Saved data entries:
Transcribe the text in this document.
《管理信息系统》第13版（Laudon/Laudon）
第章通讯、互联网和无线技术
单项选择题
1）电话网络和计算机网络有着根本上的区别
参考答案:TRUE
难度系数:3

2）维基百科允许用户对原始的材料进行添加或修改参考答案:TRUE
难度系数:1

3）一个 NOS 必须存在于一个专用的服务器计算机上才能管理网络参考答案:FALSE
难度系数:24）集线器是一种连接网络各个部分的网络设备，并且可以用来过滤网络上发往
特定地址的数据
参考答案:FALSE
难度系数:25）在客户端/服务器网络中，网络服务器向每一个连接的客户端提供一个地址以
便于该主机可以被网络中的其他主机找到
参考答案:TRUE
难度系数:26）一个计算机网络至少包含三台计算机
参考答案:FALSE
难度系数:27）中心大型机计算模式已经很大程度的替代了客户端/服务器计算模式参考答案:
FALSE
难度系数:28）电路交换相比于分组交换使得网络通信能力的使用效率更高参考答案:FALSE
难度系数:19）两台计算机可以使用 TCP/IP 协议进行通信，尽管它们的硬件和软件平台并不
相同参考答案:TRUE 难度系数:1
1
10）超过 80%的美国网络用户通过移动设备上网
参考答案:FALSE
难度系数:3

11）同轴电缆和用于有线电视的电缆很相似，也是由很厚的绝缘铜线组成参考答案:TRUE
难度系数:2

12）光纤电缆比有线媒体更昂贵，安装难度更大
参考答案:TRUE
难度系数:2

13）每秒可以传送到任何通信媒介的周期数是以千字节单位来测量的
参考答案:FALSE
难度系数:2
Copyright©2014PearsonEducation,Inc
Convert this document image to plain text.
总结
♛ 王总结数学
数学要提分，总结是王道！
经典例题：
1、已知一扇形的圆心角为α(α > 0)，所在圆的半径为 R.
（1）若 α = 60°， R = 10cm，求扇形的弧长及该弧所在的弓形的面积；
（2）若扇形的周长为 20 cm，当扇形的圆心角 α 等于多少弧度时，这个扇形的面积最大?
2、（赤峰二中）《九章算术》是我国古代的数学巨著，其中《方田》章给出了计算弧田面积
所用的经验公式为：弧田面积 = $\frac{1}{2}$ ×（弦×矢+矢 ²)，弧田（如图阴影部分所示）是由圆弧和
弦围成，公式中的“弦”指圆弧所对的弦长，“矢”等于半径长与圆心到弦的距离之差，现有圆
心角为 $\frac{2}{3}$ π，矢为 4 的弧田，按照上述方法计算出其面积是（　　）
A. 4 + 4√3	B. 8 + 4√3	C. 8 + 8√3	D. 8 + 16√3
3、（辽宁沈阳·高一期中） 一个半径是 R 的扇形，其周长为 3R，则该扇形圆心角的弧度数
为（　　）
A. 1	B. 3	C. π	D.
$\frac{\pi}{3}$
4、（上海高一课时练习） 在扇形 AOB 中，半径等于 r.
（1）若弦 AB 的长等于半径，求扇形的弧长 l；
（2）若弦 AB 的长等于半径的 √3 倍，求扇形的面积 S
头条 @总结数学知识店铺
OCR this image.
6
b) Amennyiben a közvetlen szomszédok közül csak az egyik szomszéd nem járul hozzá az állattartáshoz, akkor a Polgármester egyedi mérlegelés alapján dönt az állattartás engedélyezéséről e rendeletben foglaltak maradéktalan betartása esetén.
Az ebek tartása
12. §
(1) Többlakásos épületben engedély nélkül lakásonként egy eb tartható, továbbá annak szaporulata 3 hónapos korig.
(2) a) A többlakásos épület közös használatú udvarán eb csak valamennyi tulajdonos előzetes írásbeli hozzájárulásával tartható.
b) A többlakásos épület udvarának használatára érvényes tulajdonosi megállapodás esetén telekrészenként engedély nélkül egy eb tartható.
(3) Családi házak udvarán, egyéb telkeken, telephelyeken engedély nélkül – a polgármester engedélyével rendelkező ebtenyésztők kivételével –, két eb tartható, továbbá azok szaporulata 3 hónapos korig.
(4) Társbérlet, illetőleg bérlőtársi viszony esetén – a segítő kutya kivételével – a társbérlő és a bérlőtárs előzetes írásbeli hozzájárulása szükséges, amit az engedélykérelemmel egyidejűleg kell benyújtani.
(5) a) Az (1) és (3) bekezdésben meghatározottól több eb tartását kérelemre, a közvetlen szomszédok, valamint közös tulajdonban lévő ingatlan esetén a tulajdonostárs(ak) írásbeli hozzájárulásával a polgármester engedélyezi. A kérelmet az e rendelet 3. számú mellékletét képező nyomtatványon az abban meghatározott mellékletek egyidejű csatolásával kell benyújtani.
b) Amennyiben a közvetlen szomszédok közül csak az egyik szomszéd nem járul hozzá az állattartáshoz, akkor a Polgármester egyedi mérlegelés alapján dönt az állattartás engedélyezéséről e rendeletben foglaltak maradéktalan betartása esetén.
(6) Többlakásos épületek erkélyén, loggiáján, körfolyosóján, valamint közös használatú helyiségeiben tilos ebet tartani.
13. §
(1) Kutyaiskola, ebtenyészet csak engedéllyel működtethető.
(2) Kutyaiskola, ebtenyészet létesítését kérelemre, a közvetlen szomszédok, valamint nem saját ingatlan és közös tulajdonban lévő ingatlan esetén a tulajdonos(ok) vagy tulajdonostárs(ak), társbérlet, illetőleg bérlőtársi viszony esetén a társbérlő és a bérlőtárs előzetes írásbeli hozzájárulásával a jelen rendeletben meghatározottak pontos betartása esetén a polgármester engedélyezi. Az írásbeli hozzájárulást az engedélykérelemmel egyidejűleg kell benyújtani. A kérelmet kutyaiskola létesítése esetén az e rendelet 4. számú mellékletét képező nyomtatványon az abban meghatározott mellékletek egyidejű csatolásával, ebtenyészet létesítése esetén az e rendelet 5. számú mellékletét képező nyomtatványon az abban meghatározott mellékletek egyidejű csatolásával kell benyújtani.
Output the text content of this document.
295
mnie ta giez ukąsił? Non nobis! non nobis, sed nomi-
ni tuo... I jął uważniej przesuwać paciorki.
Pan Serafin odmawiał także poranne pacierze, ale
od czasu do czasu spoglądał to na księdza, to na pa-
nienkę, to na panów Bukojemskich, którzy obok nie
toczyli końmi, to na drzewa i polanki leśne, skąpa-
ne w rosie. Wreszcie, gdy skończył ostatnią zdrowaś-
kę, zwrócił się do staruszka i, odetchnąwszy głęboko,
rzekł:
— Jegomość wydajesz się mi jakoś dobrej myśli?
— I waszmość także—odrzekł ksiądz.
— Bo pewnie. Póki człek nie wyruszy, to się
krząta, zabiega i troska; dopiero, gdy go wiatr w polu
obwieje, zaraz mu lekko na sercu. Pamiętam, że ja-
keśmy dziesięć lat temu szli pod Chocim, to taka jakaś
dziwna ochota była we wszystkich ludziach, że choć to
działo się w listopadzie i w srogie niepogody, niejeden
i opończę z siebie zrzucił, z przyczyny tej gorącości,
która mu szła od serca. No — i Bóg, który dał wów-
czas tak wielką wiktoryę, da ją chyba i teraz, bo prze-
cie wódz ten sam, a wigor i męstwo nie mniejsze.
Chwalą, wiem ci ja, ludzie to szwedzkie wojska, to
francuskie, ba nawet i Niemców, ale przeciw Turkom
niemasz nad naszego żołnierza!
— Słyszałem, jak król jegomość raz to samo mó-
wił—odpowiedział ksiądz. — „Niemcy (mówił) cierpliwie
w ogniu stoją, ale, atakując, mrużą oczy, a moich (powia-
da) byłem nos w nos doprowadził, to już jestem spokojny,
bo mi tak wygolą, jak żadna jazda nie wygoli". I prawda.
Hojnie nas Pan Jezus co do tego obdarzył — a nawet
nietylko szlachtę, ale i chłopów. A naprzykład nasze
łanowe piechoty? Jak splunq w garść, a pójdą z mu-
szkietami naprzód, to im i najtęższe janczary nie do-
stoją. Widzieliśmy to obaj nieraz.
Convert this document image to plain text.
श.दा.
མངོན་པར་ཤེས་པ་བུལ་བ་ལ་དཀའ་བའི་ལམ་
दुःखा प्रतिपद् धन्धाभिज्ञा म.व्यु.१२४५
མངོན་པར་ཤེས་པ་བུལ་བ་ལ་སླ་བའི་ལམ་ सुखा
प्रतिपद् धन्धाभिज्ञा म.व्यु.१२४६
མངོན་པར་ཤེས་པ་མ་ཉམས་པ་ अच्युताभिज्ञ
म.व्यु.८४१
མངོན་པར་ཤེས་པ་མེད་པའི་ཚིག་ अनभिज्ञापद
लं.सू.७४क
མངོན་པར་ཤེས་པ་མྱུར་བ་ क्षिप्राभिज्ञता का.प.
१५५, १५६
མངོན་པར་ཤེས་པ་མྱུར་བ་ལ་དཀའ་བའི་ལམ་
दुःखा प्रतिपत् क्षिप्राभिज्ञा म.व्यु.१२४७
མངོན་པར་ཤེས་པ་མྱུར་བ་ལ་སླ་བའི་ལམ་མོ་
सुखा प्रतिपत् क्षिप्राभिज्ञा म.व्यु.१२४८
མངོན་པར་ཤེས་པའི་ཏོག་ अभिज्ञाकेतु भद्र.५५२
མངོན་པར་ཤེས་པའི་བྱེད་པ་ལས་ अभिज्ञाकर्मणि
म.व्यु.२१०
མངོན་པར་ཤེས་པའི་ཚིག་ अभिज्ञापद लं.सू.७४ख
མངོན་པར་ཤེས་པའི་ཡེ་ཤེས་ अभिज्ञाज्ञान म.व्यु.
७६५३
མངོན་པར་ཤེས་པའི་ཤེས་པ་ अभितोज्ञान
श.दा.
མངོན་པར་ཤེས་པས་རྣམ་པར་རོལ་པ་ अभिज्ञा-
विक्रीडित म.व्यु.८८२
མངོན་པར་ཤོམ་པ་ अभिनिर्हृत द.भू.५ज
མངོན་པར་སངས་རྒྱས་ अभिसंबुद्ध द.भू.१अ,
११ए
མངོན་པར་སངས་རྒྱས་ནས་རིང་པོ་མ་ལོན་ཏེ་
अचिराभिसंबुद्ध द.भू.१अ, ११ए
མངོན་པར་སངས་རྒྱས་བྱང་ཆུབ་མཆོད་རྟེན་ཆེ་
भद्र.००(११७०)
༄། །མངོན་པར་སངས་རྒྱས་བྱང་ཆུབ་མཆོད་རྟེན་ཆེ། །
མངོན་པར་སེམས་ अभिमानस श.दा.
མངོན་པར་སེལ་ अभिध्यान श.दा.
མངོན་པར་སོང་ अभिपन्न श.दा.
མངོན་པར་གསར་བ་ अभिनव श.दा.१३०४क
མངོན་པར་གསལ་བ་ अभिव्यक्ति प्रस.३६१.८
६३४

Stated problem:
In how many lines of the data does the string "także" appear? Give only the number.

Written reply:
2